EXERCISE DIRECTIONS
Return the listing below verbatim. Pictures do not belong in the copy.

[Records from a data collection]
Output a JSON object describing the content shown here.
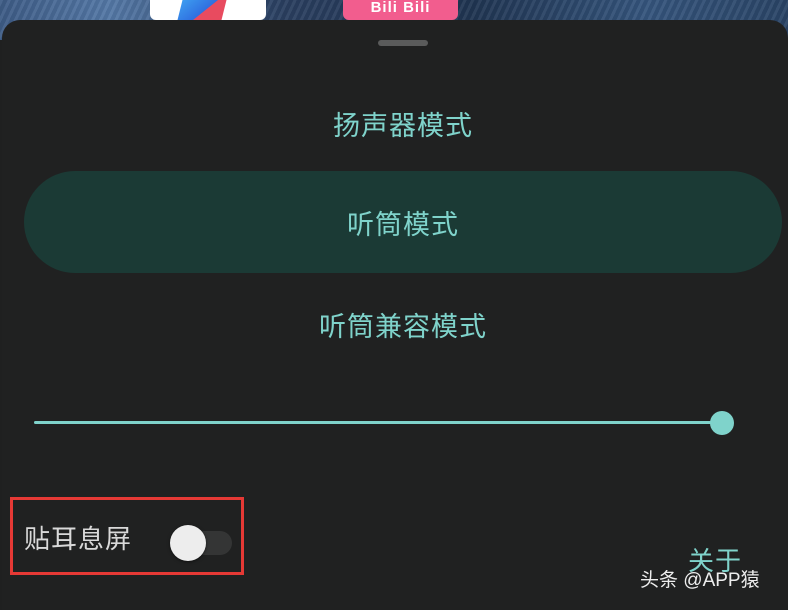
{
  "background": {
    "app_icons": [
      {
        "icon": "browser-app-icon",
        "label": ""
      },
      {
        "icon": "bilibili-app-icon",
        "label": "Bili Bili"
      }
    ]
  },
  "sheet": {
    "modes": [
      {
        "label": "扬声器模式",
        "selected": false
      },
      {
        "label": "听筒模式",
        "selected": true
      },
      {
        "label": "听筒兼容模式",
        "selected": false
      }
    ],
    "volume": {
      "value": 1.0
    },
    "ear_screen_off": {
      "label": "贴耳息屏",
      "enabled": false
    },
    "about_label": "关于"
  },
  "annotation": {
    "highlight_color": "#e53935"
  },
  "watermark": "头条 @APP猿",
  "colors": {
    "accent": "#7fd3cb",
    "selected_bg": "#1b3a35",
    "sheet_bg": "#202121",
    "label_text": "#d9d9d9"
  }
}
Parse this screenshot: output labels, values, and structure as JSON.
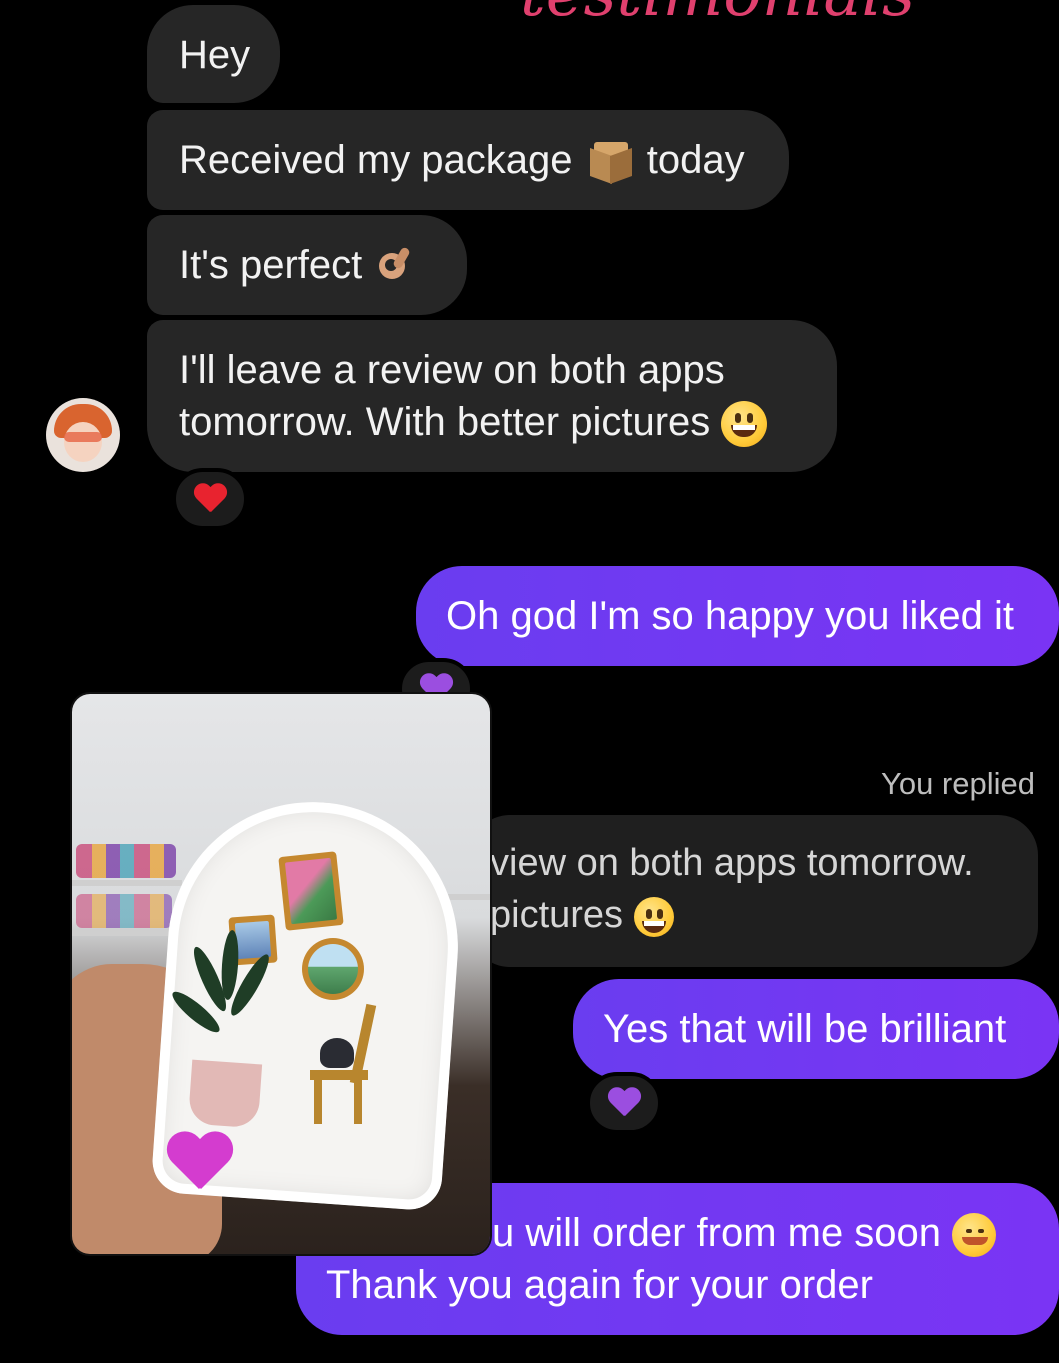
{
  "header": {
    "script_text": "testimonials"
  },
  "incoming": {
    "messages": [
      {
        "text": "Hey"
      },
      {
        "text_before": "Received my package",
        "text_after": "today"
      },
      {
        "text": "It's perfect"
      },
      {
        "line1": "I'll leave a review on both apps",
        "line2": "tomorrow. With better pictures"
      }
    ],
    "reaction_emoji": "red-heart"
  },
  "outgoing": {
    "msg1": "Oh god I'm so happy you liked it",
    "msg1_reaction": "purple-heart",
    "replied_label": "You replied",
    "quoted_line1": "view on both apps tomorrow.",
    "quoted_line2": "pictures",
    "msg2": "Yes that will be brilliant",
    "msg2_reaction": "purple-heart",
    "msg3_line1": "u will order from me soon",
    "msg3_line2": "Thank you again for your order"
  },
  "colors": {
    "background": "#000000",
    "incoming_bubble": "#262626",
    "outgoing_bubble": "#6a3df0",
    "text": "#f2f2f2",
    "meta_text": "#bdbdbd",
    "heart_red": "#e8232f",
    "heart_purple": "#9b4ee0"
  }
}
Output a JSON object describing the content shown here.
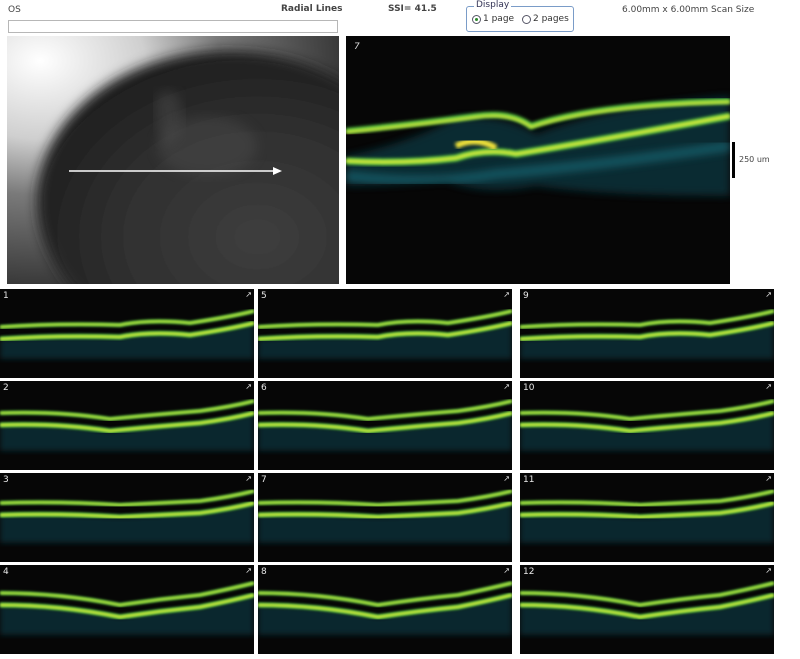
{
  "header": {
    "eye": "OS",
    "scan_pattern": "Radial Lines",
    "ssi": "SSI= 41.5",
    "display_group": "Display",
    "display_options": [
      "1 page",
      "2 pages"
    ],
    "scan_size": "6.00mm x 6.00mm Scan Size"
  },
  "main_scan": {
    "number": "7",
    "scale_label": "250 um"
  },
  "thumbnails": [
    {
      "number": "1"
    },
    {
      "number": "2"
    },
    {
      "number": "3"
    },
    {
      "number": "4"
    },
    {
      "number": "5"
    },
    {
      "number": "6"
    },
    {
      "number": "7"
    },
    {
      "number": "8"
    },
    {
      "number": "9"
    },
    {
      "number": "10"
    },
    {
      "number": "11"
    },
    {
      "number": "12"
    }
  ],
  "colors": {
    "retina_yellow": "#e9f23a",
    "retina_green": "#5fcf3e",
    "retina_cyan": "#2d8f9e",
    "background": "#060606"
  }
}
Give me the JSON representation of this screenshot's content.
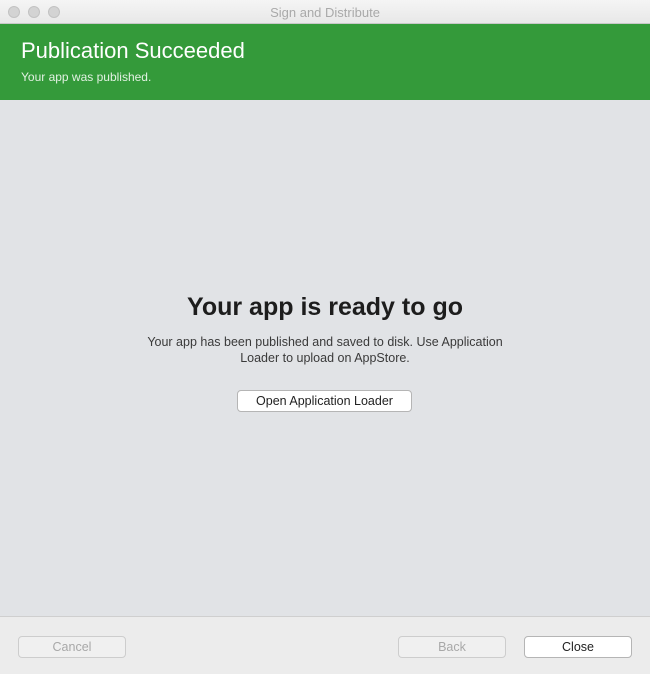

RESULT FOR THIS TASK
Output a JSON object describing the content shown here.
{
  "background": {
    "app_icons": [
      {
        "icon": "browser-app-icon",
        "label": ""
      },
      {
        "icon": "bilibili-app-icon",
        "label": "Bili Bili"
      }
    ]
  },
  "sheet": {
    "modes": [
      {
        "label": "扬声器模式",
        "selected": false
      },
      {
        "label": "听筒模式",
        "selected": true
      },
      {
        "label": "听筒兼容模式",
        "selected": false
      }
    ],
    "volume": {
      "value": 1.0
    },
    "ear_screen_off": {
      "label": "贴耳息屏",
      "enabled": false
    },
    "about_label": "关于"
  },
  "annotation": {
    "highlight_color": "#e53935"
  },
  "watermark": "头条 @APP猿",
  "colors": {
    "accent": "#7fd3cb",
    "selected_bg": "#1b3a35",
    "sheet_bg": "#202121",
    "label_text": "#d9d9d9"
  }
}
Parse this screenshot: output labels, values, and structure as JSON.
{
  "header": {
    "script_text": "testimonials"
  },
  "incoming": {
    "messages": [
      {
        "text": "Hey"
      },
      {
        "text_before": "Received my package",
        "text_after": "today"
      },
      {
        "text": "It's perfect"
      },
      {
        "line1": "I'll leave a review on both apps",
        "line2": "tomorrow. With better pictures"
      }
    ],
    "reaction_emoji": "red-heart"
  },
  "outgoing": {
    "msg1": "Oh god I'm so happy you liked it",
    "msg1_reaction": "purple-heart",
    "replied_label": "You replied",
    "quoted_line1": "view on both apps tomorrow.",
    "quoted_line2": "pictures",
    "msg2": "Yes that will be brilliant",
    "msg2_reaction": "purple-heart",
    "msg3_line1": "u will order from me soon",
    "msg3_line2": "Thank you again for your order"
  },
  "colors": {
    "background": "#000000",
    "incoming_bubble": "#262626",
    "outgoing_bubble": "#6a3df0",
    "text": "#f2f2f2",
    "meta_text": "#bdbdbd",
    "heart_red": "#e8232f",
    "heart_purple": "#9b4ee0"
  }
}
Output a JSON object describing the content shown here.
{
  "header": {
    "eye": "OS",
    "scan_pattern": "Radial Lines",
    "ssi": "SSI= 41.5",
    "display_group": "Display",
    "display_options": [
      "1 page",
      "2 pages"
    ],
    "scan_size": "6.00mm x 6.00mm Scan Size"
  },
  "main_scan": {
    "number": "7",
    "scale_label": "250 um"
  },
  "thumbnails": [
    {
      "number": "1"
    },
    {
      "number": "2"
    },
    {
      "number": "3"
    },
    {
      "number": "4"
    },
    {
      "number": "5"
    },
    {
      "number": "6"
    },
    {
      "number": "7"
    },
    {
      "number": "8"
    },
    {
      "number": "9"
    },
    {
      "number": "10"
    },
    {
      "number": "11"
    },
    {
      "number": "12"
    }
  ],
  "colors": {
    "retina_yellow": "#e9f23a",
    "retina_green": "#5fcf3e",
    "retina_cyan": "#2d8f9e",
    "background": "#060606"
  }
}
Give me the JSON representation of this screenshot's content.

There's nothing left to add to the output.